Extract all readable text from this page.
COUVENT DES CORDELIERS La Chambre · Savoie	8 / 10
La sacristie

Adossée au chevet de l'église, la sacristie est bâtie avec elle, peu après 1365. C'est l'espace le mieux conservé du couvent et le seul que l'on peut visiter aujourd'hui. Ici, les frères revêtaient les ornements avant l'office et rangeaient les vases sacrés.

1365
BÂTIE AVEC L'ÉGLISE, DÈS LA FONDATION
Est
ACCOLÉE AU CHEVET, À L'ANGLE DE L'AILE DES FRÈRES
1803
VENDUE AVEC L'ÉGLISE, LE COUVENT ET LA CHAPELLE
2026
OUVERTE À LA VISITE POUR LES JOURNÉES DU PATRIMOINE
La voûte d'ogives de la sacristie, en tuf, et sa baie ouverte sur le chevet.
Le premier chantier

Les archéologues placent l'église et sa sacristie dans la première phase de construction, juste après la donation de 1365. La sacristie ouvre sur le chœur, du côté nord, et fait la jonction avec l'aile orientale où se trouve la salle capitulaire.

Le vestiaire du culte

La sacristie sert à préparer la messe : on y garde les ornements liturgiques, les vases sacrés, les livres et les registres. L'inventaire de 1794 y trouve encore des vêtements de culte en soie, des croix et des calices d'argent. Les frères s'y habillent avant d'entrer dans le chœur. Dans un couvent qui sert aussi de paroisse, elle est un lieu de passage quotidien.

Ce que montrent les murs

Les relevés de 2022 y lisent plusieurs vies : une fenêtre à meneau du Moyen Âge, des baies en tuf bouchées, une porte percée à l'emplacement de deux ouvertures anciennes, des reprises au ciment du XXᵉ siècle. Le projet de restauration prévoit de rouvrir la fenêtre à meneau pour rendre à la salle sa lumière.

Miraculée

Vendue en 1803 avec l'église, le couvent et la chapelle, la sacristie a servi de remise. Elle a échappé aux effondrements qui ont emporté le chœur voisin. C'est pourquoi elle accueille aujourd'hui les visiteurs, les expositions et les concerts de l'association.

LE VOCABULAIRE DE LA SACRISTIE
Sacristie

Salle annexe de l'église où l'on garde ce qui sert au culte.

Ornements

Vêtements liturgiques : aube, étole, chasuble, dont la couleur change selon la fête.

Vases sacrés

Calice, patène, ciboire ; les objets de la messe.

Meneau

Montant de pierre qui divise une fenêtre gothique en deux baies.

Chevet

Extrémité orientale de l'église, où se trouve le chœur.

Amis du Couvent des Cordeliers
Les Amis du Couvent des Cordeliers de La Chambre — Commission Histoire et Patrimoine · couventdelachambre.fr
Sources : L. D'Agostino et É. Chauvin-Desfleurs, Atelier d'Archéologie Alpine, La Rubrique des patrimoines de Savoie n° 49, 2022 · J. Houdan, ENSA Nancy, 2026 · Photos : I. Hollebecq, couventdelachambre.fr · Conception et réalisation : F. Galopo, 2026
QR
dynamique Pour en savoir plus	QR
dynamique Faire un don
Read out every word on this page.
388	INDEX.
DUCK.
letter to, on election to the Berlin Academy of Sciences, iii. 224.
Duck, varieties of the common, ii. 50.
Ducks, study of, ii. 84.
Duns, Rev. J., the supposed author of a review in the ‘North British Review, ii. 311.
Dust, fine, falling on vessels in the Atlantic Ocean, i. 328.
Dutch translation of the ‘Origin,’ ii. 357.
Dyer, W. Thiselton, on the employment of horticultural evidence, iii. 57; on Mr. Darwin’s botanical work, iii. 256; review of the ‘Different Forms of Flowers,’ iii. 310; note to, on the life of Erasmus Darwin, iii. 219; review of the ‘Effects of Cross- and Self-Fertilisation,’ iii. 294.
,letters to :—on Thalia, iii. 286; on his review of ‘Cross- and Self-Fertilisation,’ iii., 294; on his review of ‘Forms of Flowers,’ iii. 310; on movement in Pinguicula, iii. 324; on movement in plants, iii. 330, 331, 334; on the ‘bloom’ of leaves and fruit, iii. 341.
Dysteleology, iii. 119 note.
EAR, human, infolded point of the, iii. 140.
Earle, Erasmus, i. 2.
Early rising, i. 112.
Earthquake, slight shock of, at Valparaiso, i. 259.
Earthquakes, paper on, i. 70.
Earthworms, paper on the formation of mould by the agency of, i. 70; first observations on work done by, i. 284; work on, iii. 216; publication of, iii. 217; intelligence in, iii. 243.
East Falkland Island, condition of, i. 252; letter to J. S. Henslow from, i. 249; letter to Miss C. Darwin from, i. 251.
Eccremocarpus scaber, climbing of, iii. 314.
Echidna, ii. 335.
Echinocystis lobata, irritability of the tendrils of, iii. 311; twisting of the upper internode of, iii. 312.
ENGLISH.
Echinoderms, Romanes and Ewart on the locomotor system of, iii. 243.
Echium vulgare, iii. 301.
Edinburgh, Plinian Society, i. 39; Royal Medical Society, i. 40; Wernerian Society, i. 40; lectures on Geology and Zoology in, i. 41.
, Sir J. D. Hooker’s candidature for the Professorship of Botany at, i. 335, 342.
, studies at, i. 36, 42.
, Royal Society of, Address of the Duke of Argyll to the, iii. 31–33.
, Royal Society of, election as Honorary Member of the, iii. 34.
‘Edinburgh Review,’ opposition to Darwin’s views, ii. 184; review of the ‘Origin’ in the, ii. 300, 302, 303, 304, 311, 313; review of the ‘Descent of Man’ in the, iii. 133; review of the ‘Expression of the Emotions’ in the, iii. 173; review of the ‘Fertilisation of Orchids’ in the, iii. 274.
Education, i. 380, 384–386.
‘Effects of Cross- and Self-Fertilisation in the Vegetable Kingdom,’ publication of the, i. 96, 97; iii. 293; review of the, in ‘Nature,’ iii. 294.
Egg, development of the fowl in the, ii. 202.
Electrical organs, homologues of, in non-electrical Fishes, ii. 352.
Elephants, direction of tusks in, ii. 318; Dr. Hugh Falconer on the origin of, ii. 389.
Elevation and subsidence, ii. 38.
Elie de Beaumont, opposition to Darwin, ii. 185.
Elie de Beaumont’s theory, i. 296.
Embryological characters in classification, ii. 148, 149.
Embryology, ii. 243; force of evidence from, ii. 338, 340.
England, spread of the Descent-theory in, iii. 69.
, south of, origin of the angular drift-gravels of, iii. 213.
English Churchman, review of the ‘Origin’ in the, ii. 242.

-----

> **Exercise task**: Which lines above hold the word "note"? Copy each of them.

> **Solution**:
Dyer, W. Thiselton, on the employment of horticultural evidence, iii. 57; on Mr. Darwin’s botanical work, iii. 256; review of the ‘Different Forms of Flowers,’ iii. 310; note to, on the life of Erasmus Darwin, iii. 219; review of the ‘Effects of Cross- and Self-Fertilisation,’ iii. 294.
Dysteleology, iii. 119 note.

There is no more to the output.